OBJECTIVE: Display every line of the data that contains the string "rule".

####################

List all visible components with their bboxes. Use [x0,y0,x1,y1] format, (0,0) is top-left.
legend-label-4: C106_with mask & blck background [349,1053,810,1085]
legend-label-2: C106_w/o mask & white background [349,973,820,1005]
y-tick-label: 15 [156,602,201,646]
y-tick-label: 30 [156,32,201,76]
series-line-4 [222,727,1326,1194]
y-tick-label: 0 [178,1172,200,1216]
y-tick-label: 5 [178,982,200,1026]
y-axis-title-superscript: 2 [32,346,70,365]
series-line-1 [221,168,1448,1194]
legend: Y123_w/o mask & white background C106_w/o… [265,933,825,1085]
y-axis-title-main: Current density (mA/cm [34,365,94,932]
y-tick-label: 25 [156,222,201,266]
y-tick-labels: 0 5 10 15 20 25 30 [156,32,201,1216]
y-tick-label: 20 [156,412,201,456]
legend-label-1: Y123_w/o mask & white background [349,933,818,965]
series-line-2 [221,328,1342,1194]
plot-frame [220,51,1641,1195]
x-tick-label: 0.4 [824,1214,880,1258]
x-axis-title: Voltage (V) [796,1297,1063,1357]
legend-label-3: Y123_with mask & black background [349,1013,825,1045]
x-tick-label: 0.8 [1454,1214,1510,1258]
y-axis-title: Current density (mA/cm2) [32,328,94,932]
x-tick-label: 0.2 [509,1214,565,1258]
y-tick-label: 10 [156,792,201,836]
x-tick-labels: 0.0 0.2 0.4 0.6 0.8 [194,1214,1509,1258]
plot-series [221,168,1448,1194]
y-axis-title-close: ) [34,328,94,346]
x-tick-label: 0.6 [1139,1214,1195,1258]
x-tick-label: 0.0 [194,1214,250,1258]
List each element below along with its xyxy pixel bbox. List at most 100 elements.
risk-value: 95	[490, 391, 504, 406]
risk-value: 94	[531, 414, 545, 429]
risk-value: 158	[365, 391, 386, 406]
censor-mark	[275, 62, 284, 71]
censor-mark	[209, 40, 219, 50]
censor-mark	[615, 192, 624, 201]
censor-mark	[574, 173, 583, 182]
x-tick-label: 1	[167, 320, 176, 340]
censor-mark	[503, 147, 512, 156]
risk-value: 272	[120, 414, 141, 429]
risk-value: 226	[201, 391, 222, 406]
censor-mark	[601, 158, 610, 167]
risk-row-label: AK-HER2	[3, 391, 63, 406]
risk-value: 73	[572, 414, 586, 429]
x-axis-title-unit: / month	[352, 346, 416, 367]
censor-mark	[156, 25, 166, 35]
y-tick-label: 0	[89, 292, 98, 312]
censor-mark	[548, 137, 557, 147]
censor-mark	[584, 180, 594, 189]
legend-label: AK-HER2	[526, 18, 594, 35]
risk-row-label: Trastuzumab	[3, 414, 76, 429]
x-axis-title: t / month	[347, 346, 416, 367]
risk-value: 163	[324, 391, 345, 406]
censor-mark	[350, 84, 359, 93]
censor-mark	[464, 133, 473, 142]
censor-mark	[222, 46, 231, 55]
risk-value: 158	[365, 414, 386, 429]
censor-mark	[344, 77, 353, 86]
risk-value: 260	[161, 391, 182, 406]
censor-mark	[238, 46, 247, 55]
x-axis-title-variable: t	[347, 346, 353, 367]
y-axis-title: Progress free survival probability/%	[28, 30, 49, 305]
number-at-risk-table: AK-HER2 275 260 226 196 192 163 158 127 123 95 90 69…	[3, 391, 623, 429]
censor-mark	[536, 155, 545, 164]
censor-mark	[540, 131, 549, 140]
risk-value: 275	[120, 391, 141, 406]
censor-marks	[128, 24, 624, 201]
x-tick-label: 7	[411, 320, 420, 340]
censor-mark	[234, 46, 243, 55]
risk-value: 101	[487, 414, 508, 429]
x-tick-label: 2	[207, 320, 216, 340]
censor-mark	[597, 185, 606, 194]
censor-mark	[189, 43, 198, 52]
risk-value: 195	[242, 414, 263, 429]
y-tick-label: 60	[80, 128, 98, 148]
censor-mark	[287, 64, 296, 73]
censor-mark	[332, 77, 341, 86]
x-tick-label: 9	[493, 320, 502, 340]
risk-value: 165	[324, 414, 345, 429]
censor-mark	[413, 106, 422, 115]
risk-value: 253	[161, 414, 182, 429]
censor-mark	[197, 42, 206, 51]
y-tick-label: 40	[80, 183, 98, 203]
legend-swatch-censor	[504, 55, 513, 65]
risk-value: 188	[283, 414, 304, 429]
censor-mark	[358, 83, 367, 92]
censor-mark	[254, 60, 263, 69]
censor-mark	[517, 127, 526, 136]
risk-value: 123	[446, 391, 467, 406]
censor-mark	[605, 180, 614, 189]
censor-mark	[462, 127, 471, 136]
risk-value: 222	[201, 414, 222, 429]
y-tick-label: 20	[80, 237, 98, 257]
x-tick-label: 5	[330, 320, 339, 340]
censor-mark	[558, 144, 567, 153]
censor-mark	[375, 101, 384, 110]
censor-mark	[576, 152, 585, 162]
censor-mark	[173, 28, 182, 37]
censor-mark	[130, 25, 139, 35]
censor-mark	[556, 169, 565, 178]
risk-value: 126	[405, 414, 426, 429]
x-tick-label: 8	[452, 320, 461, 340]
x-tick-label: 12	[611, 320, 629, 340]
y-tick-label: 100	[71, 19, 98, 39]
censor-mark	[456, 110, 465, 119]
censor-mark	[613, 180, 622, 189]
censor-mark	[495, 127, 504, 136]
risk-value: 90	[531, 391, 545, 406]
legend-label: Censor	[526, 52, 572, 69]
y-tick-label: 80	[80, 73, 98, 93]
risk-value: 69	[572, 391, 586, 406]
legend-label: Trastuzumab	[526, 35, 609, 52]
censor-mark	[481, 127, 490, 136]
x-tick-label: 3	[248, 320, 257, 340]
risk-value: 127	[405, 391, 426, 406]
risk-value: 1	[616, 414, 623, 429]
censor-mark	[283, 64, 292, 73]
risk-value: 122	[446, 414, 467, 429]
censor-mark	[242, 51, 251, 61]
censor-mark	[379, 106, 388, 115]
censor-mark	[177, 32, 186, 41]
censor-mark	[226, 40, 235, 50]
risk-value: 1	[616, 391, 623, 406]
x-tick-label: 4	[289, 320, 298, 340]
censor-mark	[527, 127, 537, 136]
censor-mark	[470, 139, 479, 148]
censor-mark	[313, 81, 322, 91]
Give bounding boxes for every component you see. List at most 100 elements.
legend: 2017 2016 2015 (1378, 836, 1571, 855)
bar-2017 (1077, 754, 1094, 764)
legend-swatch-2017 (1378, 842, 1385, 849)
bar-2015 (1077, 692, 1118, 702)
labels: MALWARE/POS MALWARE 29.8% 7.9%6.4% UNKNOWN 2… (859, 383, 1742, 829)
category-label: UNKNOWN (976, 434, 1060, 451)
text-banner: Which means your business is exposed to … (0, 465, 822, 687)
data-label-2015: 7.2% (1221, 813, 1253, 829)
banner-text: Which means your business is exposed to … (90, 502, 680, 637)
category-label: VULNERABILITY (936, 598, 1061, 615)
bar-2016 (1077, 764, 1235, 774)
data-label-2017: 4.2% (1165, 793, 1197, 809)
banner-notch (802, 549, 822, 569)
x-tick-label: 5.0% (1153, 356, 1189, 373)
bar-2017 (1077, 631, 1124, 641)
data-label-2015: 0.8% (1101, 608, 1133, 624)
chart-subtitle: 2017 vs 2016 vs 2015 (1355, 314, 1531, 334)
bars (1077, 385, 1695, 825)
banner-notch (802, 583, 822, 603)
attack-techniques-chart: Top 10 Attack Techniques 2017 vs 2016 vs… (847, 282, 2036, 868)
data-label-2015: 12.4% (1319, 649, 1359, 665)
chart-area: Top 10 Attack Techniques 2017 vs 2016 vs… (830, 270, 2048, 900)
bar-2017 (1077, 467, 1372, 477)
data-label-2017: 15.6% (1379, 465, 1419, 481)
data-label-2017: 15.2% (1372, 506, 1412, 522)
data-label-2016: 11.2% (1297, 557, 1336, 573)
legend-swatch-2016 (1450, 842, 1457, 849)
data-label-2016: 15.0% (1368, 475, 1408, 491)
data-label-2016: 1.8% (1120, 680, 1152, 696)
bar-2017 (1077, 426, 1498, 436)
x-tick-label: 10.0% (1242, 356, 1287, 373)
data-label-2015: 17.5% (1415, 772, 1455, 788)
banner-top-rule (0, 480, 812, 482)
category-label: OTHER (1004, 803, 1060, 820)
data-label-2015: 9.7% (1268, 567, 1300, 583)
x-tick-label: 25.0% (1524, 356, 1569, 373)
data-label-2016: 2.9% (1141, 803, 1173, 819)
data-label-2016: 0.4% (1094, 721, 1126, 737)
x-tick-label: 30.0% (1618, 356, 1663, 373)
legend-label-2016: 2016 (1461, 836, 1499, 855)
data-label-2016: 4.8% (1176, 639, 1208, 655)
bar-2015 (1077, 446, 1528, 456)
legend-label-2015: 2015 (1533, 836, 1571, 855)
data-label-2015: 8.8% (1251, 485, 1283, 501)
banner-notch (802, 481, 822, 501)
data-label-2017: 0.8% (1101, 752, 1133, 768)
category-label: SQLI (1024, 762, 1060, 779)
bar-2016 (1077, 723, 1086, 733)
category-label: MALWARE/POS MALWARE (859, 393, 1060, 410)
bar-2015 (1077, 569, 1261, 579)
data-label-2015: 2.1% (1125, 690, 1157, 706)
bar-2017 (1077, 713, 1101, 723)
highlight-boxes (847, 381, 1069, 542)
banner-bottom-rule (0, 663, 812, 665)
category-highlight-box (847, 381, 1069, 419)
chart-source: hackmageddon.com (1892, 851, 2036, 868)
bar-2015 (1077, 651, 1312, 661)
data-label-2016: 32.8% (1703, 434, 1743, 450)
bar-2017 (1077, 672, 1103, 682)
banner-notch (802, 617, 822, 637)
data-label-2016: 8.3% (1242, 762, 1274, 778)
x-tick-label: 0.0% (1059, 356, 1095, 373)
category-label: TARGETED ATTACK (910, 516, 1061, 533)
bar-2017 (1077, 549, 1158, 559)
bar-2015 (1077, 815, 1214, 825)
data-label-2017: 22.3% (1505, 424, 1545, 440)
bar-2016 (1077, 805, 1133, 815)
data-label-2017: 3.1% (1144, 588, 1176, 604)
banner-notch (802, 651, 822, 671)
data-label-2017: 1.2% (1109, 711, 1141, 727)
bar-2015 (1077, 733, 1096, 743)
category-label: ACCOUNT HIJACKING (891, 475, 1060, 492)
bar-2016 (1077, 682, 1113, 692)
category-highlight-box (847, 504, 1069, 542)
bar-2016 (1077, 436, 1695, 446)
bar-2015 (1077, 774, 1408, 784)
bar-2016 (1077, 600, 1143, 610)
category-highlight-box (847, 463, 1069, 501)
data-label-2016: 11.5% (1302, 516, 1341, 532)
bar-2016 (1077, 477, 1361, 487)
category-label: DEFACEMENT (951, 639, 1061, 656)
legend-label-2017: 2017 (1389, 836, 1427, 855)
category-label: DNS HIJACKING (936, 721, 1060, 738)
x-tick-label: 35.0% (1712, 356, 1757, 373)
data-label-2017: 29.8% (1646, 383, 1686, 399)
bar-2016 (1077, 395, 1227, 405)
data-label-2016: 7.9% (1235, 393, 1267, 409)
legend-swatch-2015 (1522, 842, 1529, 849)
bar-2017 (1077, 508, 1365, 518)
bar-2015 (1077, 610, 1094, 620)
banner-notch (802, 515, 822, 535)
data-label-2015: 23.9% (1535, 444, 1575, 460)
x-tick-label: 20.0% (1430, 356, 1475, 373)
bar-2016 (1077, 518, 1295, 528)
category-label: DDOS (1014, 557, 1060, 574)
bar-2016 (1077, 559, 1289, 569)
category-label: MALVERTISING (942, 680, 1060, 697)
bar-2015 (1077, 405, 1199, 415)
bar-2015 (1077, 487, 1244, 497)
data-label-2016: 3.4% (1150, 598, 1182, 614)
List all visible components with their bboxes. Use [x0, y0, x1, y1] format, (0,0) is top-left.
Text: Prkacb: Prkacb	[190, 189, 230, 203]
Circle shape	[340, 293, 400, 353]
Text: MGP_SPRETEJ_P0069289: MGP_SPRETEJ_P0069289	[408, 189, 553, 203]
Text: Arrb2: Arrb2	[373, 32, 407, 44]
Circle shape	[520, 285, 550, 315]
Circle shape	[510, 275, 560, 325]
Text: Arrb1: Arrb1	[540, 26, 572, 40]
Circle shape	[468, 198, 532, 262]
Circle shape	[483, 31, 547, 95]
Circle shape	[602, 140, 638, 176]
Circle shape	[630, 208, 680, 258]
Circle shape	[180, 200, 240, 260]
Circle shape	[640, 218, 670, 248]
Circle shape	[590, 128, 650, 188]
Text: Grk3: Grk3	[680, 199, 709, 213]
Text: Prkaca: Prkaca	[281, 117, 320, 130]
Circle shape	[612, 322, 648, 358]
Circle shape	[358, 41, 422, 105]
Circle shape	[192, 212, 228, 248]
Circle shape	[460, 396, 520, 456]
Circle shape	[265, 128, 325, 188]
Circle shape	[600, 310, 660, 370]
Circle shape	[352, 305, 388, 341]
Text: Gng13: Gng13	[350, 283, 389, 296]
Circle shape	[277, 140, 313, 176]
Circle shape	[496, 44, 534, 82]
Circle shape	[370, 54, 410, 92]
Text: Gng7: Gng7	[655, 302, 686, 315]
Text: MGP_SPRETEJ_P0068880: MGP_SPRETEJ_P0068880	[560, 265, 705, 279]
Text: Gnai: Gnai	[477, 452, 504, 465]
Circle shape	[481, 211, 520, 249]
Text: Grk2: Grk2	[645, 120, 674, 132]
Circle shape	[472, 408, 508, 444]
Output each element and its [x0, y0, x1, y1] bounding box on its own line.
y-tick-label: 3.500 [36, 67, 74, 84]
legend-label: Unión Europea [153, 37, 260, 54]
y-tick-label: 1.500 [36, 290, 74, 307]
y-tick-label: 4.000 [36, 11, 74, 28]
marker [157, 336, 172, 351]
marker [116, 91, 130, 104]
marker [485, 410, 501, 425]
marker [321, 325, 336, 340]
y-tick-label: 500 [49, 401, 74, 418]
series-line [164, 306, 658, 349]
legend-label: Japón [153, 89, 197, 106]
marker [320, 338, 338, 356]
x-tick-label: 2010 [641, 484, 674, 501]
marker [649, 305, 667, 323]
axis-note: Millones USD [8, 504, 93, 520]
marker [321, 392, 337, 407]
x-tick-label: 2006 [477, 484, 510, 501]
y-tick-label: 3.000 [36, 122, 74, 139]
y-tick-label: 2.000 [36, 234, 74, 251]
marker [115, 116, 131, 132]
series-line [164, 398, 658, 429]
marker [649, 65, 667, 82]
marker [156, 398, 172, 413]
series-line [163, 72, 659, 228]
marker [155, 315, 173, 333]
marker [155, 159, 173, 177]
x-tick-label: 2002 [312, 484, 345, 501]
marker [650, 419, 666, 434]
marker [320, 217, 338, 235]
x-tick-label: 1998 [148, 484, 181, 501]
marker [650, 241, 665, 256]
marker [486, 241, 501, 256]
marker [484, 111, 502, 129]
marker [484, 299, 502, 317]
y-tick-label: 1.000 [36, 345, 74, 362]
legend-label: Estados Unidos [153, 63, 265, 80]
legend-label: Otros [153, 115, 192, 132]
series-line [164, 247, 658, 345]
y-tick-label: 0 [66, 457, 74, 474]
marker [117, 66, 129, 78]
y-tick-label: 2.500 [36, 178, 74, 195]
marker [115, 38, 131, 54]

####################

RESULT OF THE EXERCISE:
banner-top-rule (0, 480, 812, 482)
banner-bottom-rule (0, 663, 812, 665)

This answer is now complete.